(Data records)
****************************************
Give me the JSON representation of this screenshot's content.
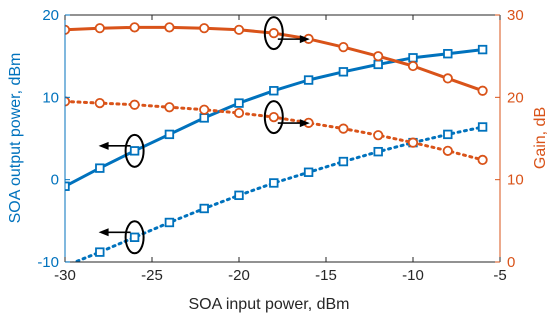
{
  "chart_data": {
    "type": "line",
    "title": "",
    "xlabel": "SOA input power, dBm",
    "ylabel_left": "SOA output power, dBm",
    "ylabel_right": "Gain, dB",
    "xlim": [
      -30,
      -5
    ],
    "ylim_left": [
      -10,
      20
    ],
    "ylim_right": [
      0,
      30
    ],
    "x_ticks": [
      "-30",
      "-25",
      "-20",
      "-15",
      "-10",
      "-5"
    ],
    "y_left_ticks": [
      "-10",
      "0",
      "10",
      "20"
    ],
    "y_right_ticks": [
      "0",
      "10",
      "20",
      "30"
    ],
    "grid": false,
    "legend": "none",
    "colors": {
      "blue": "#0072BD",
      "orange": "#D95319",
      "axis": "#262626"
    },
    "series": [
      {
        "axis": "left",
        "color": "#0072BD",
        "line": "solid",
        "marker": "square",
        "x": [
          -30,
          -28,
          -26,
          -24,
          -22,
          -20,
          -18,
          -16,
          -14,
          -12,
          -10,
          -8,
          -6
        ],
        "y": [
          -0.8,
          1.4,
          3.5,
          5.5,
          7.5,
          9.3,
          10.8,
          12.1,
          13.1,
          14.0,
          14.8,
          15.3,
          15.8
        ]
      },
      {
        "axis": "left",
        "color": "#0072BD",
        "line": "dotted",
        "marker": "square",
        "x": [
          -30,
          -28,
          -26,
          -24,
          -22,
          -20,
          -18,
          -16,
          -14,
          -12,
          -10,
          -8,
          -6
        ],
        "y": [
          -10.5,
          -8.8,
          -7.0,
          -5.2,
          -3.5,
          -1.9,
          -0.4,
          0.9,
          2.2,
          3.4,
          4.5,
          5.5,
          6.4
        ]
      },
      {
        "axis": "right",
        "color": "#D95319",
        "line": "solid",
        "marker": "circle",
        "x": [
          -30,
          -28,
          -26,
          -24,
          -22,
          -20,
          -18,
          -16,
          -14,
          -12,
          -10,
          -8,
          -6
        ],
        "y": [
          28.2,
          28.4,
          28.5,
          28.5,
          28.4,
          28.2,
          27.8,
          27.1,
          26.1,
          25.0,
          23.8,
          22.3,
          20.8
        ]
      },
      {
        "axis": "right",
        "color": "#D95319",
        "line": "dotted",
        "marker": "circle",
        "x": [
          -30,
          -28,
          -26,
          -24,
          -22,
          -20,
          -18,
          -16,
          -14,
          -12,
          -10,
          -8,
          -6
        ],
        "y": [
          19.5,
          19.3,
          19.1,
          18.8,
          18.5,
          18.1,
          17.6,
          16.9,
          16.2,
          15.4,
          14.5,
          13.5,
          12.4
        ]
      }
    ],
    "annotations": [
      {
        "shape": "ellipse-arrow",
        "x": -26,
        "y": 3.5,
        "axis": "left",
        "direction": "left"
      },
      {
        "shape": "ellipse-arrow",
        "x": -26,
        "y": -7.0,
        "axis": "left",
        "direction": "left"
      },
      {
        "shape": "ellipse-arrow",
        "x": -18,
        "y": 27.8,
        "axis": "right",
        "direction": "right"
      },
      {
        "shape": "ellipse-arrow",
        "x": -18,
        "y": 17.6,
        "axis": "right",
        "direction": "right"
      }
    ]
  }
}
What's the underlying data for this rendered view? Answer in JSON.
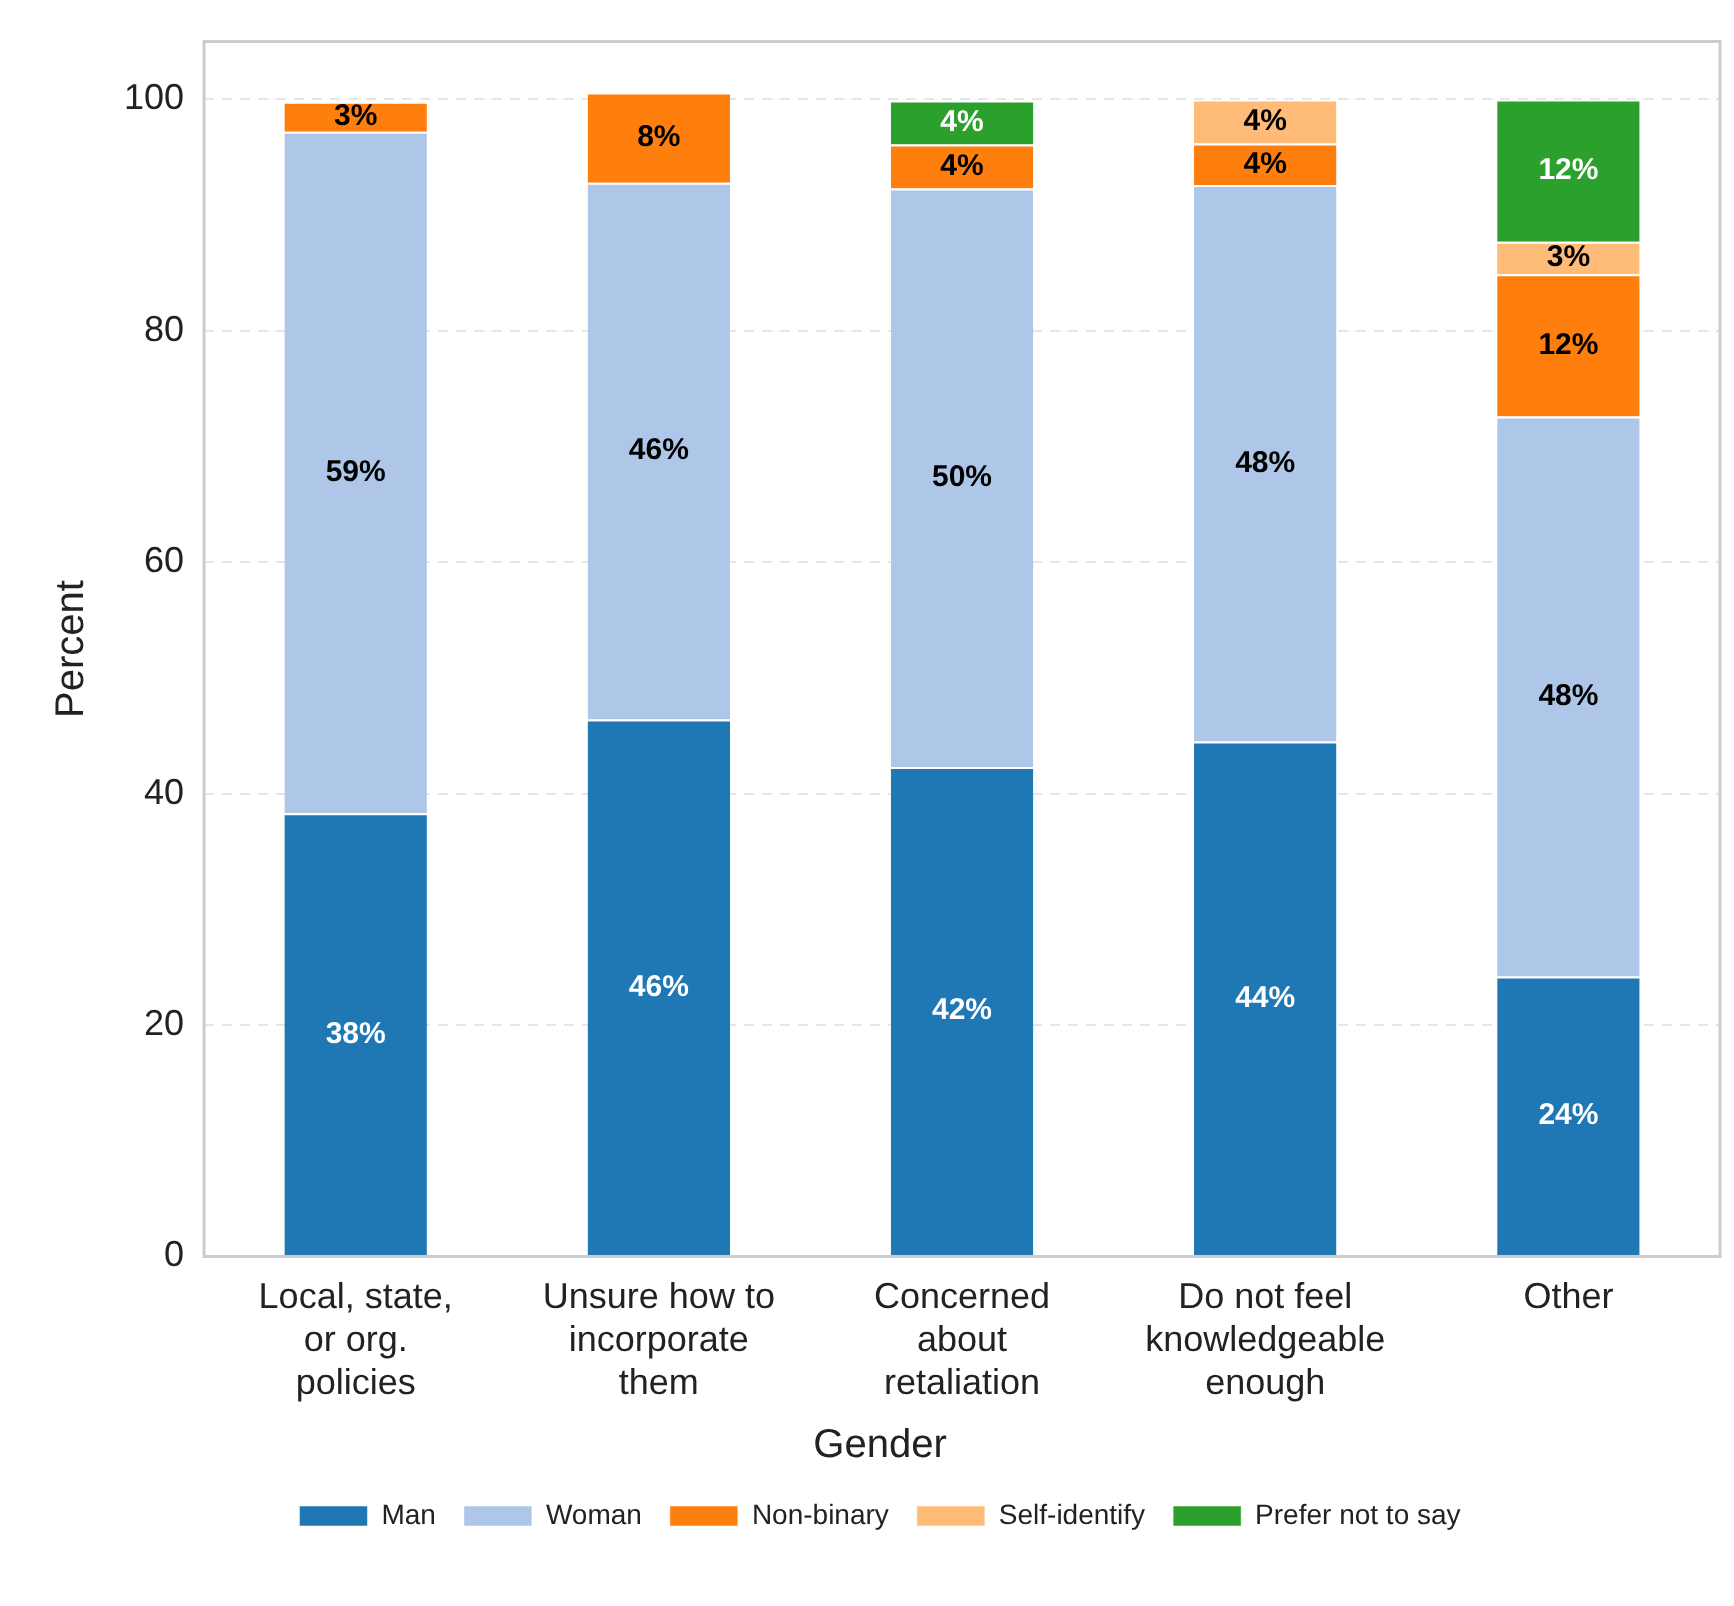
{
  "chart_data": {
    "type": "bar",
    "stacked": true,
    "ylabel": "Percent",
    "legend_title": "Gender",
    "legend": "bottom",
    "grid": "y",
    "categories": [
      "Local, state, or org. policies",
      "Unsure how to incorporate them",
      "Concerned about retaliation",
      "Do not feel knowledgeable enough",
      "Other"
    ],
    "ylim": [
      0,
      105
    ],
    "yticks": [
      0,
      20,
      40,
      60,
      80,
      100
    ],
    "series": [
      {
        "name": "Man",
        "color": "#1f77b4",
        "values": [
          38.3,
          46.4,
          42.3,
          44.5,
          24.2
        ],
        "value_labels": [
          "38%",
          "46%",
          "42%",
          "44%",
          "24%"
        ]
      },
      {
        "name": "Woman",
        "color": "#aec7e8",
        "values": [
          58.9,
          46.4,
          50.0,
          48.1,
          48.4
        ],
        "value_labels": [
          "59%",
          "46%",
          "50%",
          "48%",
          "48%"
        ]
      },
      {
        "name": "Non-binary",
        "color": "#ff7f0e",
        "values": [
          2.6,
          7.8,
          3.8,
          3.6,
          12.3
        ],
        "value_labels": [
          "3%",
          "8%",
          "4%",
          "4%",
          "12%"
        ]
      },
      {
        "name": "Self-identify",
        "color": "#ffbb78",
        "values": [
          null,
          null,
          null,
          3.8,
          2.8
        ],
        "value_labels": [
          null,
          null,
          null,
          "4%",
          "3%"
        ]
      },
      {
        "name": "Prefer not to say",
        "color": "#2ca02c",
        "values": [
          null,
          null,
          3.8,
          null,
          12.3
        ],
        "value_labels": [
          null,
          null,
          "4%",
          null,
          "12%"
        ]
      }
    ]
  }
}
****************************************
Print the complete listing exactly, apart from any pictures.

Give me the JSON representation of this screenshot's content.
{
  "chart_data": {
    "type": "line",
    "title": "",
    "xlabel": "SOA input power, dBm",
    "ylabel_left": "SOA output power, dBm",
    "ylabel_right": "Gain, dB",
    "xlim": [
      -30,
      -5
    ],
    "ylim_left": [
      -10,
      20
    ],
    "ylim_right": [
      0,
      30
    ],
    "x_ticks": [
      "-30",
      "-25",
      "-20",
      "-15",
      "-10",
      "-5"
    ],
    "y_left_ticks": [
      "-10",
      "0",
      "10",
      "20"
    ],
    "y_right_ticks": [
      "0",
      "10",
      "20",
      "30"
    ],
    "grid": false,
    "legend": "none",
    "colors": {
      "blue": "#0072BD",
      "orange": "#D95319",
      "axis": "#262626"
    },
    "series": [
      {
        "axis": "left",
        "color": "#0072BD",
        "line": "solid",
        "marker": "square",
        "x": [
          -30,
          -28,
          -26,
          -24,
          -22,
          -20,
          -18,
          -16,
          -14,
          -12,
          -10,
          -8,
          -6
        ],
        "y": [
          -0.8,
          1.4,
          3.5,
          5.5,
          7.5,
          9.3,
          10.8,
          12.1,
          13.1,
          14.0,
          14.8,
          15.3,
          15.8
        ]
      },
      {
        "axis": "left",
        "color": "#0072BD",
        "line": "dotted",
        "marker": "square",
        "x": [
          -30,
          -28,
          -26,
          -24,
          -22,
          -20,
          -18,
          -16,
          -14,
          -12,
          -10,
          -8,
          -6
        ],
        "y": [
          -10.5,
          -8.8,
          -7.0,
          -5.2,
          -3.5,
          -1.9,
          -0.4,
          0.9,
          2.2,
          3.4,
          4.5,
          5.5,
          6.4
        ]
      },
      {
        "axis": "right",
        "color": "#D95319",
        "line": "solid",
        "marker": "circle",
        "x": [
          -30,
          -28,
          -26,
          -24,
          -22,
          -20,
          -18,
          -16,
          -14,
          -12,
          -10,
          -8,
          -6
        ],
        "y": [
          28.2,
          28.4,
          28.5,
          28.5,
          28.4,
          28.2,
          27.8,
          27.1,
          26.1,
          25.0,
          23.8,
          22.3,
          20.8
        ]
      },
      {
        "axis": "right",
        "color": "#D95319",
        "line": "dotted",
        "marker": "circle",
        "x": [
          -30,
          -28,
          -26,
          -24,
          -22,
          -20,
          -18,
          -16,
          -14,
          -12,
          -10,
          -8,
          -6
        ],
        "y": [
          19.5,
          19.3,
          19.1,
          18.8,
          18.5,
          18.1,
          17.6,
          16.9,
          16.2,
          15.4,
          14.5,
          13.5,
          12.4
        ]
      }
    ],
    "annotations": [
      {
        "shape": "ellipse-arrow",
        "x": -26,
        "y": 3.5,
        "axis": "left",
        "direction": "left"
      },
      {
        "shape": "ellipse-arrow",
        "x": -26,
        "y": -7.0,
        "axis": "left",
        "direction": "left"
      },
      {
        "shape": "ellipse-arrow",
        "x": -18,
        "y": 27.8,
        "axis": "right",
        "direction": "right"
      },
      {
        "shape": "ellipse-arrow",
        "x": -18,
        "y": 17.6,
        "axis": "right",
        "direction": "right"
      }
    ]
  }
}
What's the underlying data for this rendered view? Answer in JSON.
{
  "chart_data": {
    "type": "bar",
    "stacked": true,
    "ylabel": "Percent",
    "legend_title": "Gender",
    "legend": "bottom",
    "grid": "y",
    "categories": [
      "Local, state, or org. policies",
      "Unsure how to incorporate them",
      "Concerned about retaliation",
      "Do not feel knowledgeable enough",
      "Other"
    ],
    "ylim": [
      0,
      105
    ],
    "yticks": [
      0,
      20,
      40,
      60,
      80,
      100
    ],
    "series": [
      {
        "name": "Man",
        "color": "#1f77b4",
        "values": [
          38.3,
          46.4,
          42.3,
          44.5,
          24.2
        ],
        "value_labels": [
          "38%",
          "46%",
          "42%",
          "44%",
          "24%"
        ]
      },
      {
        "name": "Woman",
        "color": "#aec7e8",
        "values": [
          58.9,
          46.4,
          50.0,
          48.1,
          48.4
        ],
        "value_labels": [
          "59%",
          "46%",
          "50%",
          "48%",
          "48%"
        ]
      },
      {
        "name": "Non-binary",
        "color": "#ff7f0e",
        "values": [
          2.6,
          7.8,
          3.8,
          3.6,
          12.3
        ],
        "value_labels": [
          "3%",
          "8%",
          "4%",
          "4%",
          "12%"
        ]
      },
      {
        "name": "Self-identify",
        "color": "#ffbb78",
        "values": [
          null,
          null,
          null,
          3.8,
          2.8
        ],
        "value_labels": [
          null,
          null,
          null,
          "4%",
          "3%"
        ]
      },
      {
        "name": "Prefer not to say",
        "color": "#2ca02c",
        "values": [
          null,
          null,
          3.8,
          null,
          12.3
        ],
        "value_labels": [
          null,
          null,
          "4%",
          null,
          "12%"
        ]
      }
    ]
  }
}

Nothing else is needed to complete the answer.